Datenauszug.
═══

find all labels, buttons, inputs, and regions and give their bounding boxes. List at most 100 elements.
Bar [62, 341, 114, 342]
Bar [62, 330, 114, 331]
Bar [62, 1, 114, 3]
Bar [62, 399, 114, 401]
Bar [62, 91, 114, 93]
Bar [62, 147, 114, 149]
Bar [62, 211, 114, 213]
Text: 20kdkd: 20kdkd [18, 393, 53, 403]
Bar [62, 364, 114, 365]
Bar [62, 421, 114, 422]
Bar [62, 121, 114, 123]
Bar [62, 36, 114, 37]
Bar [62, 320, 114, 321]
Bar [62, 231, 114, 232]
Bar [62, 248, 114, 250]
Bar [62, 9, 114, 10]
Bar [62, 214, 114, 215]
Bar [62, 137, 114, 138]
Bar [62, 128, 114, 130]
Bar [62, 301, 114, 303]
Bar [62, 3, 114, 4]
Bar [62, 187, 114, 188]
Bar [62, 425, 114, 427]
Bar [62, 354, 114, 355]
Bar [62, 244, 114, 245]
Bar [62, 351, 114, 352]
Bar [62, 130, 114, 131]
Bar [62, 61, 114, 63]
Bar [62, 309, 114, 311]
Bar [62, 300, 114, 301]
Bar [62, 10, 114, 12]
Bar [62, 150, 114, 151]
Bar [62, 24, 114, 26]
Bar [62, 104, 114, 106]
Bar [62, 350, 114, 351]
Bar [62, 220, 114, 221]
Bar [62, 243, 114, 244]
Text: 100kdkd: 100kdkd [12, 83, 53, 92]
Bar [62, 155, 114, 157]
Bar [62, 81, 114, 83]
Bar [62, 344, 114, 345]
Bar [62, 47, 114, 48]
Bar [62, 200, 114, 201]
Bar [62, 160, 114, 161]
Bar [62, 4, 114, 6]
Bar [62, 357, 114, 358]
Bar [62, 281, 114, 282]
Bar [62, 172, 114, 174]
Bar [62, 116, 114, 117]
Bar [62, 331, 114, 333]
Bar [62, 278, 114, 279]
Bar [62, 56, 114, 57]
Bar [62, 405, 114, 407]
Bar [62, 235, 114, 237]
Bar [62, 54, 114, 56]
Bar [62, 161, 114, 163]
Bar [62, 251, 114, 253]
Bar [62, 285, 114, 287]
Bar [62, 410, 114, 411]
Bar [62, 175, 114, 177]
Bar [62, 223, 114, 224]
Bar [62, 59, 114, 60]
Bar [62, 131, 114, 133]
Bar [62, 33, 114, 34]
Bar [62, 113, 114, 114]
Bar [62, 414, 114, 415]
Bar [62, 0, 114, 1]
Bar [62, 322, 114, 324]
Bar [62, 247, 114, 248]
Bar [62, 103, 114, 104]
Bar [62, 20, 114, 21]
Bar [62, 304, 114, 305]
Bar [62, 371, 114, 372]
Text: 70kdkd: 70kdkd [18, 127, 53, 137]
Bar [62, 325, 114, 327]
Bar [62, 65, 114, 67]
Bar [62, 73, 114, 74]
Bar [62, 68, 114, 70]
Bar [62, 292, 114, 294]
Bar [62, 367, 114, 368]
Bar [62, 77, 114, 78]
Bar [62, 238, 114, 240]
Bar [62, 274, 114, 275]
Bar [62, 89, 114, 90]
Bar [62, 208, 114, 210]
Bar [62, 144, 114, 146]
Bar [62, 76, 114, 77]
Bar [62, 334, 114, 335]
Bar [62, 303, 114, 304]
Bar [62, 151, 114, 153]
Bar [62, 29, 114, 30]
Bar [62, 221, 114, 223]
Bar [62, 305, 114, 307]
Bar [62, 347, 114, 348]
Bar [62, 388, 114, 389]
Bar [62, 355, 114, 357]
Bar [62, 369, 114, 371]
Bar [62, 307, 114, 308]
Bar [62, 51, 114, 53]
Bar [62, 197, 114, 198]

═══

Aufgabe. Gib die gesamten obigen Daten Zeile für Zeile unverändert zurück.

Antwort.
find all labels, buttons, inputs, and regions and give their bounding boxes. List at most 100 elements.
Bar [62, 341, 114, 342]
Bar [62, 330, 114, 331]
Bar [62, 1, 114, 3]
Bar [62, 399, 114, 401]
Bar [62, 91, 114, 93]
Bar [62, 147, 114, 149]
Bar [62, 211, 114, 213]
Text: 20kdkd: 20kdkd [18, 393, 53, 403]
Bar [62, 364, 114, 365]
Bar [62, 421, 114, 422]
Bar [62, 121, 114, 123]
Bar [62, 36, 114, 37]
Bar [62, 320, 114, 321]
Bar [62, 231, 114, 232]
Bar [62, 248, 114, 250]
Bar [62, 9, 114, 10]
Bar [62, 214, 114, 215]
Bar [62, 137, 114, 138]
Bar [62, 128, 114, 130]
Bar [62, 301, 114, 303]
Bar [62, 3, 114, 4]
Bar [62, 187, 114, 188]
Bar [62, 425, 114, 427]
Bar [62, 354, 114, 355]
Bar [62, 244, 114, 245]
Bar [62, 351, 114, 352]
Bar [62, 130, 114, 131]
Bar [62, 61, 114, 63]
Bar [62, 309, 114, 311]
Bar [62, 300, 114, 301]
Bar [62, 10, 114, 12]
Bar [62, 150, 114, 151]
Bar [62, 24, 114, 26]
Bar [62, 104, 114, 106]
Bar [62, 350, 114, 351]
Bar [62, 220, 114, 221]
Bar [62, 243, 114, 244]
Text: 100kdkd: 100kdkd [12, 83, 53, 92]
Bar [62, 155, 114, 157]
Bar [62, 81, 114, 83]
Bar [62, 344, 114, 345]
Bar [62, 47, 114, 48]
Bar [62, 200, 114, 201]
Bar [62, 160, 114, 161]
Bar [62, 4, 114, 6]
Bar [62, 357, 114, 358]
Bar [62, 281, 114, 282]
Bar [62, 172, 114, 174]
Bar [62, 116, 114, 117]
Bar [62, 331, 114, 333]
Bar [62, 278, 114, 279]
Bar [62, 56, 114, 57]
Bar [62, 405, 114, 407]
Bar [62, 235, 114, 237]
Bar [62, 54, 114, 56]
Bar [62, 161, 114, 163]
Bar [62, 251, 114, 253]
Bar [62, 285, 114, 287]
Bar [62, 410, 114, 411]
Bar [62, 175, 114, 177]
Bar [62, 223, 114, 224]
Bar [62, 59, 114, 60]
Bar [62, 131, 114, 133]
Bar [62, 33, 114, 34]
Bar [62, 113, 114, 114]
Bar [62, 414, 114, 415]
Bar [62, 0, 114, 1]
Bar [62, 322, 114, 324]
Bar [62, 247, 114, 248]
Bar [62, 103, 114, 104]
Bar [62, 20, 114, 21]
Bar [62, 304, 114, 305]
Bar [62, 371, 114, 372]
Text: 70kdkd: 70kdkd [18, 127, 53, 137]
Bar [62, 325, 114, 327]
Bar [62, 65, 114, 67]
Bar [62, 73, 114, 74]
Bar [62, 68, 114, 70]
Bar [62, 292, 114, 294]
Bar [62, 367, 114, 368]
Bar [62, 77, 114, 78]
Bar [62, 238, 114, 240]
Bar [62, 274, 114, 275]
Bar [62, 89, 114, 90]
Bar [62, 208, 114, 210]
Bar [62, 144, 114, 146]
Bar [62, 76, 114, 77]
Bar [62, 334, 114, 335]
Bar [62, 303, 114, 304]
Bar [62, 151, 114, 153]
Bar [62, 29, 114, 30]
Bar [62, 221, 114, 223]
Bar [62, 305, 114, 307]
Bar [62, 347, 114, 348]
Bar [62, 388, 114, 389]
Bar [62, 355, 114, 357]
Bar [62, 369, 114, 371]
Bar [62, 307, 114, 308]
Bar [62, 51, 114, 53]
Bar [62, 197, 114, 198]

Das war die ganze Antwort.